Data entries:

◆ ◆ ◆ ◆ ◆

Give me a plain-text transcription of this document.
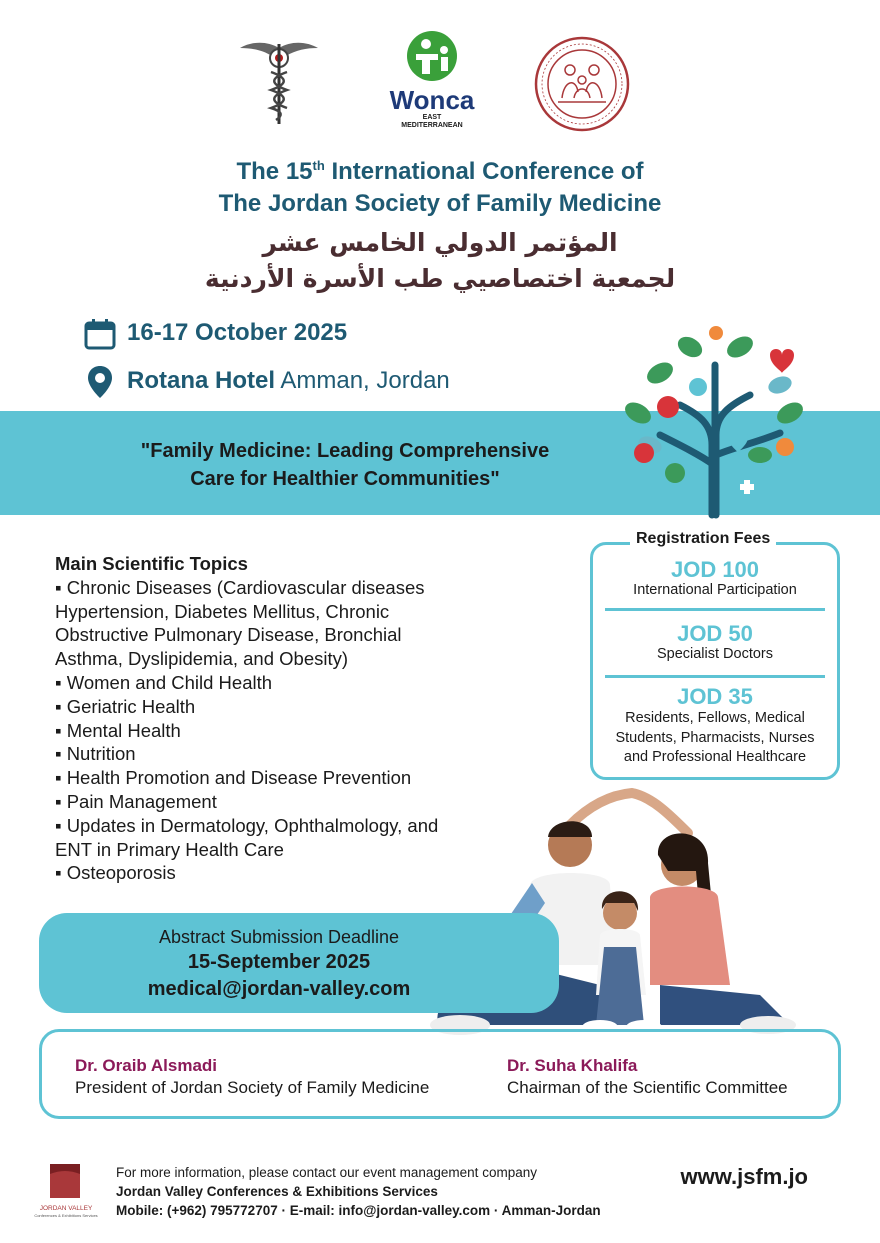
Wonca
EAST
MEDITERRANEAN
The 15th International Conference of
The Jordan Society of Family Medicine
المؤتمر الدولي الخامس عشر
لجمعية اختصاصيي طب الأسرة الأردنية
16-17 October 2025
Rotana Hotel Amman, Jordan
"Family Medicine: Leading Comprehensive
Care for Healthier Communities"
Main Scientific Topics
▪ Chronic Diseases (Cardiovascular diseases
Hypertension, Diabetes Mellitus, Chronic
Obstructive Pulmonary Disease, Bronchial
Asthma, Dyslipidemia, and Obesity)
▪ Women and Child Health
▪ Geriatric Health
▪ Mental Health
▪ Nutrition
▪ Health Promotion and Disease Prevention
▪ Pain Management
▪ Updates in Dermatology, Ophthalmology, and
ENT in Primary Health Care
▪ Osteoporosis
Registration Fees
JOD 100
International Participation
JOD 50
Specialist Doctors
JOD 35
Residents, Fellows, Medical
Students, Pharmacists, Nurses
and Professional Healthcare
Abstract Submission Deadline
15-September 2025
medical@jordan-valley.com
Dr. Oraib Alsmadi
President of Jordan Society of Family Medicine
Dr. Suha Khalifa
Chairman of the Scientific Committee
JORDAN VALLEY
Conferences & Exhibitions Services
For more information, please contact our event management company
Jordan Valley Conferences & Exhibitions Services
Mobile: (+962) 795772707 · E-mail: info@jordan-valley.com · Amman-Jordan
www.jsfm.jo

◆ ◆ ◆ ◆ ◆

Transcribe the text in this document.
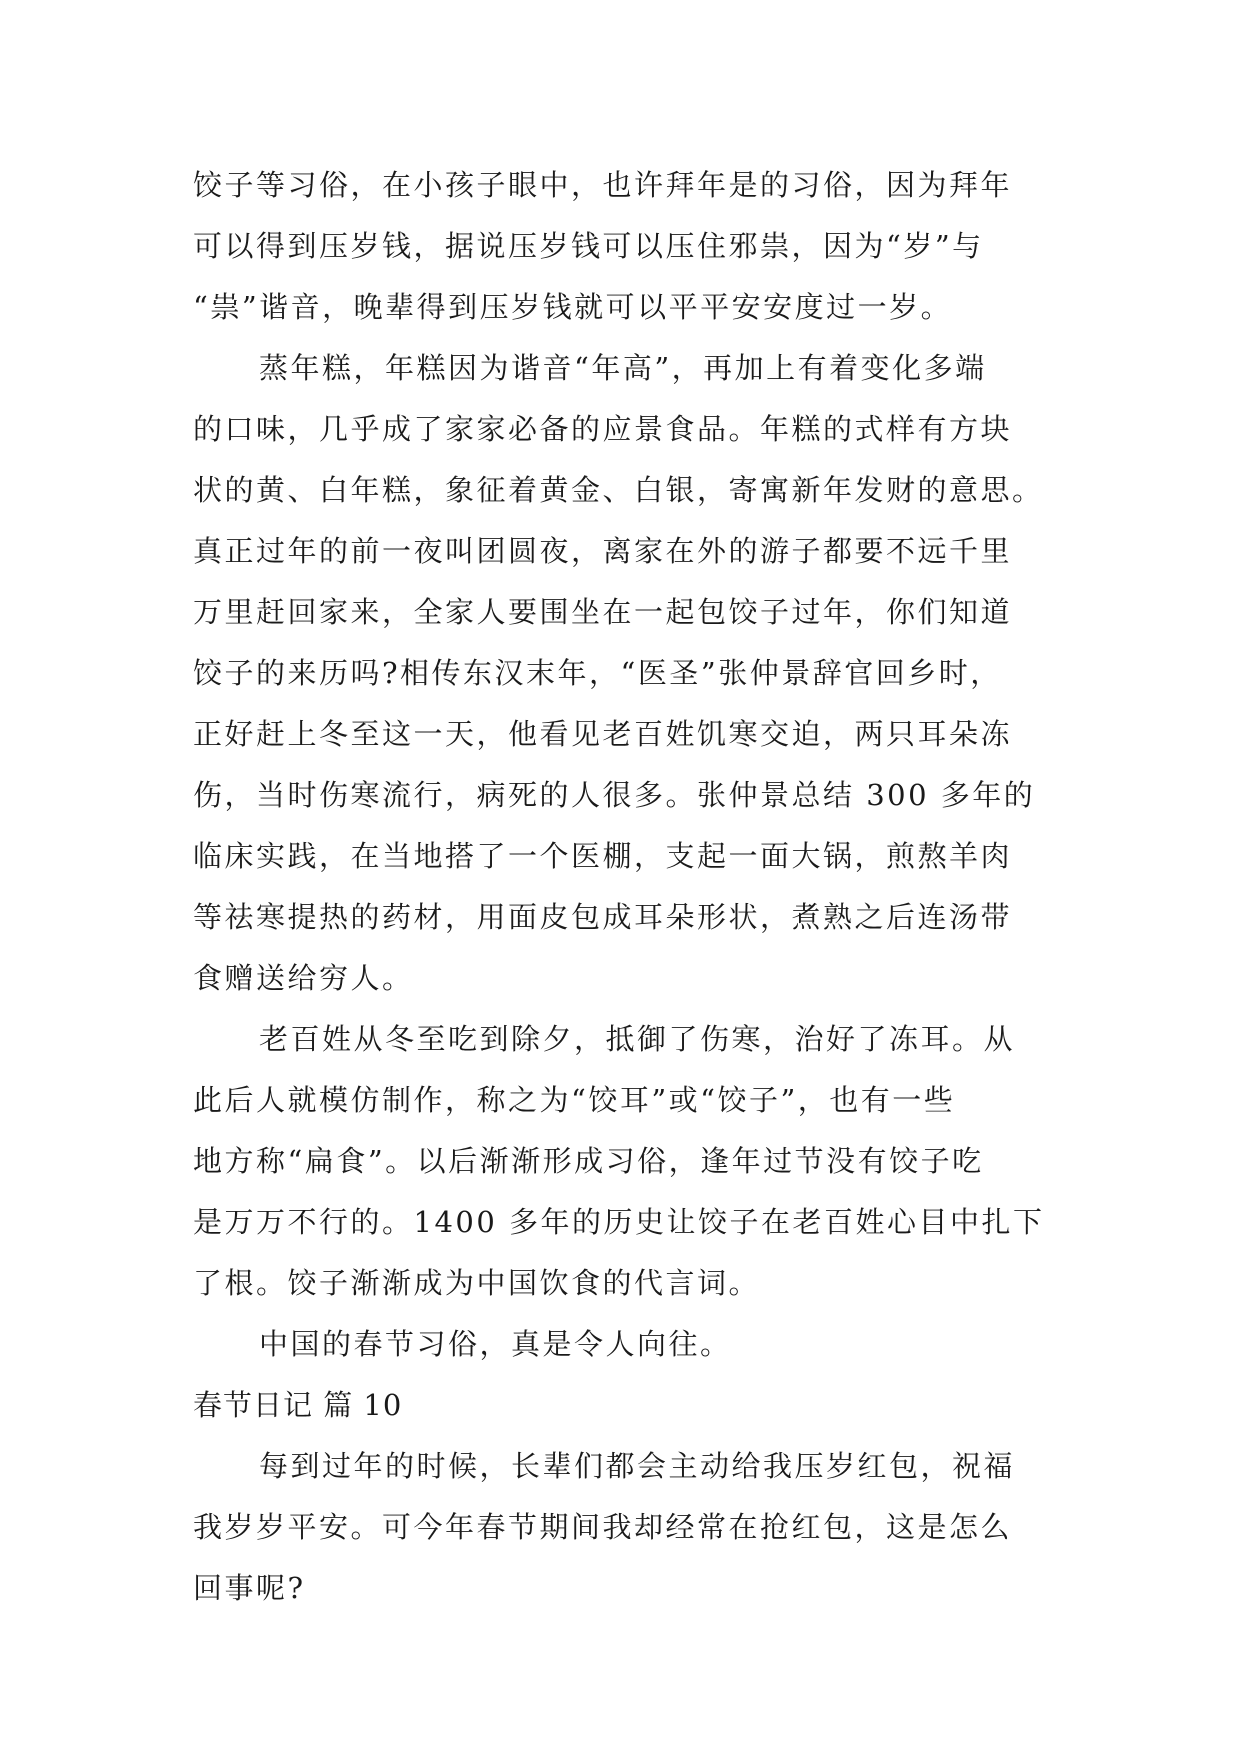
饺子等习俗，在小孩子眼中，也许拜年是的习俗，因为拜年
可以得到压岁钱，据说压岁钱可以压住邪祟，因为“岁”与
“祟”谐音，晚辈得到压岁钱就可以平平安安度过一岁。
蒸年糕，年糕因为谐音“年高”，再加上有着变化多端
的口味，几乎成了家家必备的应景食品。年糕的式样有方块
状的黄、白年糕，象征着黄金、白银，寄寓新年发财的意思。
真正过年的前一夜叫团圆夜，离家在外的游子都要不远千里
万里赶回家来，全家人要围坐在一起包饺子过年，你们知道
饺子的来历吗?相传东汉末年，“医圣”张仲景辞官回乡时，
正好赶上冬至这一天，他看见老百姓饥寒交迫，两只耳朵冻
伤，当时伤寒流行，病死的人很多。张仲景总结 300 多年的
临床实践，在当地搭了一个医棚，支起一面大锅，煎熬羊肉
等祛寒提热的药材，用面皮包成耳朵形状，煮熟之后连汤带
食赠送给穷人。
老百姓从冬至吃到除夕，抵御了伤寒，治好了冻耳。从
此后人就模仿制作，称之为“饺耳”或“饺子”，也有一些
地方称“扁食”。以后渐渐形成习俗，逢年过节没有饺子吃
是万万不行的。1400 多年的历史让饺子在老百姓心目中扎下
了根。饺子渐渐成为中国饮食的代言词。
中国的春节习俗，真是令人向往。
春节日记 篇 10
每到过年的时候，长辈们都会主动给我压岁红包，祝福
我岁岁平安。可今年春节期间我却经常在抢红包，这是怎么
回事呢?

◆ ◆ ◆ ◆ ◆

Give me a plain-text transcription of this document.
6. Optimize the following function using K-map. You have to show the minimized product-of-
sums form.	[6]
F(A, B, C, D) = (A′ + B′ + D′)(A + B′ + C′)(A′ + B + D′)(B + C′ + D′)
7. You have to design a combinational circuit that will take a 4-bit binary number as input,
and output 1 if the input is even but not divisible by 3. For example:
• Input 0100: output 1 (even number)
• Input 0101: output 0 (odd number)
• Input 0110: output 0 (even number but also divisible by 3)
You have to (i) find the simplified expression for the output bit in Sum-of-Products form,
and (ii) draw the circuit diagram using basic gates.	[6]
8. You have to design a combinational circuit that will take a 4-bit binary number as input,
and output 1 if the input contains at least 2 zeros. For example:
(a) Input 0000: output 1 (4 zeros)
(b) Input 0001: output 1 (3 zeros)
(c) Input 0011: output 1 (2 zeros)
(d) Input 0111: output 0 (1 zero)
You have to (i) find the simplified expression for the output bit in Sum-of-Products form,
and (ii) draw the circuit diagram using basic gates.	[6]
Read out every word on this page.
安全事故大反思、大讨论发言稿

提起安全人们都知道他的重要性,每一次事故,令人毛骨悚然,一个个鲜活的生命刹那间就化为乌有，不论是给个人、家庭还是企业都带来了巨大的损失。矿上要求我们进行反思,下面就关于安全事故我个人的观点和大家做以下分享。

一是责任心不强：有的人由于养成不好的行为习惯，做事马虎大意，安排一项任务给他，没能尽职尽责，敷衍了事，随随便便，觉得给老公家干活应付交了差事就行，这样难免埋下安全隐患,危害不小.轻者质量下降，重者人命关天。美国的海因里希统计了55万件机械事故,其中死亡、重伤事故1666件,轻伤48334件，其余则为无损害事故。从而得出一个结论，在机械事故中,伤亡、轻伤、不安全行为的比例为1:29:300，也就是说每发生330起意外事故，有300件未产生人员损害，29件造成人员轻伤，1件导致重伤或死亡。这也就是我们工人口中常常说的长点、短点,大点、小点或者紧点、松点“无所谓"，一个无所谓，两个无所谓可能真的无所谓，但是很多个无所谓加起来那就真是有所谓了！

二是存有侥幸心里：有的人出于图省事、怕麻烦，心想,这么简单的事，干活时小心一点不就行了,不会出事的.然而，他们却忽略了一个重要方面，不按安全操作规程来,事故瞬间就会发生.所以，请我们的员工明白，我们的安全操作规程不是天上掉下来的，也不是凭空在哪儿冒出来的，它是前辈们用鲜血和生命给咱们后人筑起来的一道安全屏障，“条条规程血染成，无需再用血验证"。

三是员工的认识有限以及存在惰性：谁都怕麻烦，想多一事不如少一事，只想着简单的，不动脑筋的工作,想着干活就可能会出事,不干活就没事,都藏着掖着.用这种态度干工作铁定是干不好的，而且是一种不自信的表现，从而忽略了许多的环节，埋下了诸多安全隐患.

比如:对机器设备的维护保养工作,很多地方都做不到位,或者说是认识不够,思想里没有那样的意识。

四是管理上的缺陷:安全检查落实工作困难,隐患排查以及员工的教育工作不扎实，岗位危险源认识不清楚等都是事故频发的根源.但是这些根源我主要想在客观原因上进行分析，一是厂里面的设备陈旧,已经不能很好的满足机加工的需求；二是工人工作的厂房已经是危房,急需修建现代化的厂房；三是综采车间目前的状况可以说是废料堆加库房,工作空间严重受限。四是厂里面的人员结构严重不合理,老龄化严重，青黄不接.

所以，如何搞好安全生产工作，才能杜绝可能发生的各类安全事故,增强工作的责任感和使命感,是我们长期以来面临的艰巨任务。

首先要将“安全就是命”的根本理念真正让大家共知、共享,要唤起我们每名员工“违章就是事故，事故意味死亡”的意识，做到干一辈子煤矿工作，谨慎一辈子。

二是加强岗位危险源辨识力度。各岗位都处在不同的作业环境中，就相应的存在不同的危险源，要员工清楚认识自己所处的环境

◆ ◆ ◆ ◆ ◆

# Instructions for the task
Whichever lines contain the string "circuit", select and copy them.

# Exercise output
7. You have to design a combinational circuit that will take a 4-bit binary number as input,
and (ii) draw the circuit diagram using basic gates.	[6]
8. You have to design a combinational circuit that will take a 4-bit binary number as input,
and (ii) draw the circuit diagram using basic gates.	[6]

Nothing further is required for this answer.